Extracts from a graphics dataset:
──────────

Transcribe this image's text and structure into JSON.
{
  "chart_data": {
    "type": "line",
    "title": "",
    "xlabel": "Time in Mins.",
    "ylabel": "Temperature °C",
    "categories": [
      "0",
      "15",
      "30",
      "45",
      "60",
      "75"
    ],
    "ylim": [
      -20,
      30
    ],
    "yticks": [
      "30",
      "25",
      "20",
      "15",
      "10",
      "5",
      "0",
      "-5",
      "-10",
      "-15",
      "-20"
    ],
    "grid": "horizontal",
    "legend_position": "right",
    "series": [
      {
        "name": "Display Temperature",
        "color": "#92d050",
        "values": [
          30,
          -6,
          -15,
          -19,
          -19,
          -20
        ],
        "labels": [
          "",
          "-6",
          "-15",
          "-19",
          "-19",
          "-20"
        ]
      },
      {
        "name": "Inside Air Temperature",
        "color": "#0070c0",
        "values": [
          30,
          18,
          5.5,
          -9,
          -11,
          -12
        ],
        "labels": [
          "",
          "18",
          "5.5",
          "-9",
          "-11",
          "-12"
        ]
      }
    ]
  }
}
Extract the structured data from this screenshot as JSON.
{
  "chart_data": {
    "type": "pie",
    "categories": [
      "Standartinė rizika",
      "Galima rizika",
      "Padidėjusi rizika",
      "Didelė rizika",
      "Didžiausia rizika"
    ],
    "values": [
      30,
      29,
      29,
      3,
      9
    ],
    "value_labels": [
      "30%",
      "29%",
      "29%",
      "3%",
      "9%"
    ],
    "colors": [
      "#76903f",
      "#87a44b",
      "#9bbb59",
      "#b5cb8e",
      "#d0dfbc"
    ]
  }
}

──────────

* **Objective**
Retype the material above, line by line, exactly.

* **Reply**
Transcribe this image's text and structure into JSON.
{
  "chart_data": {
    "type": "line",
    "title": "",
    "xlabel": "Time in Mins.",
    "ylabel": "Temperature °C",
    "categories": [
      "0",
      "15",
      "30",
      "45",
      "60",
      "75"
    ],
    "ylim": [
      -20,
      30
    ],
    "yticks": [
      "30",
      "25",
      "20",
      "15",
      "10",
      "5",
      "0",
      "-5",
      "-10",
      "-15",
      "-20"
    ],
    "grid": "horizontal",
    "legend_position": "right",
    "series": [
      {
        "name": "Display Temperature",
        "color": "#92d050",
        "values": [
          30,
          -6,
          -15,
          -19,
          -19,
          -20
        ],
        "labels": [
          "",
          "-6",
          "-15",
          "-19",
          "-19",
          "-20"
        ]
      },
      {
        "name": "Inside Air Temperature",
        "color": "#0070c0",
        "values": [
          30,
          18,
          5.5,
          -9,
          -11,
          -12
        ],
        "labels": [
          "",
          "18",
          "5.5",
          "-9",
          "-11",
          "-12"
        ]
      }
    ]
  }
}
Extract the structured data from this screenshot as JSON.
{
  "chart_data": {
    "type": "pie",
    "categories": [
      "Standartinė rizika",
      "Galima rizika",
      "Padidėjusi rizika",
      "Didelė rizika",
      "Didžiausia rizika"
    ],
    "values": [
      30,
      29,
      29,
      3,
      9
    ],
    "value_labels": [
      "30%",
      "29%",
      "29%",
      "3%",
      "9%"
    ],
    "colors": [
      "#76903f",
      "#87a44b",
      "#9bbb59",
      "#b5cb8e",
      "#d0dfbc"
    ]
  }
}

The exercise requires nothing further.